_Your goal:_ Each line that follows should be printed again exactly as it stands.

_Data rows:_
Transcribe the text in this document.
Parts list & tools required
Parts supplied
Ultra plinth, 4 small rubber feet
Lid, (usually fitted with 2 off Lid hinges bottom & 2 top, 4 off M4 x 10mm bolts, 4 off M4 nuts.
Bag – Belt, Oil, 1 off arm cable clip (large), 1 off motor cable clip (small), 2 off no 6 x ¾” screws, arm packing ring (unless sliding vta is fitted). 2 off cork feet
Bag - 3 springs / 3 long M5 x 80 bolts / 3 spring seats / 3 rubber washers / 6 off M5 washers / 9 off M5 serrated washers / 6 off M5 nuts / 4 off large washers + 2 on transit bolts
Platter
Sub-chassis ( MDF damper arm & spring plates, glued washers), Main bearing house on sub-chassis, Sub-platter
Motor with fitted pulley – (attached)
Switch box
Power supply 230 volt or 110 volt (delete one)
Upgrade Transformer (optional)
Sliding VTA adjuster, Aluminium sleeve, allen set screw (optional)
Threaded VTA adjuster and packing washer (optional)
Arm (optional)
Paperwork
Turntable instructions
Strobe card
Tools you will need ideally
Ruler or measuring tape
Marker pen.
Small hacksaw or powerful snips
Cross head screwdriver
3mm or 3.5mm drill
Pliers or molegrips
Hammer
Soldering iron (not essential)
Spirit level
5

_Output:_
Transcribe the text in this document.
Parts list & tools required
Parts supplied
Ultra plinth, 4 small rubber feet
Lid, (usually fitted with 2 off Lid hinges bottom & 2 top, 4 off M4 x 10mm bolts, 4 off M4 nuts.
Bag – Belt, Oil, 1 off arm cable clip (large), 1 off motor cable clip (small), 2 off no 6 x ¾” screws, arm packing ring (unless sliding vta is fitted). 2 off cork feet
Bag - 3 springs / 3 long M5 x 80 bolts / 3 spring seats / 3 rubber washers / 6 off M5 washers / 9 off M5 serrated washers / 6 off M5 nuts / 4 off large washers + 2 on transit bolts
Platter
Sub-chassis ( MDF damper arm & spring plates, glued washers), Main bearing house on sub-chassis, Sub-platter
Motor with fitted pulley – (attached)
Switch box
Power supply 230 volt or 110 volt (delete one)
Upgrade Transformer (optional)
Sliding VTA adjuster, Aluminium sleeve, allen set screw (optional)
Threaded VTA adjuster and packing washer (optional)
Arm (optional)
Paperwork
Turntable instructions
Strobe card
Tools you will need ideally
Ruler or measuring tape
Marker pen.
Small hacksaw or powerful snips
Cross head screwdriver
3mm or 3.5mm drill
Pliers or molegrips
Hammer
Soldering iron (not essential)
Spirit level
5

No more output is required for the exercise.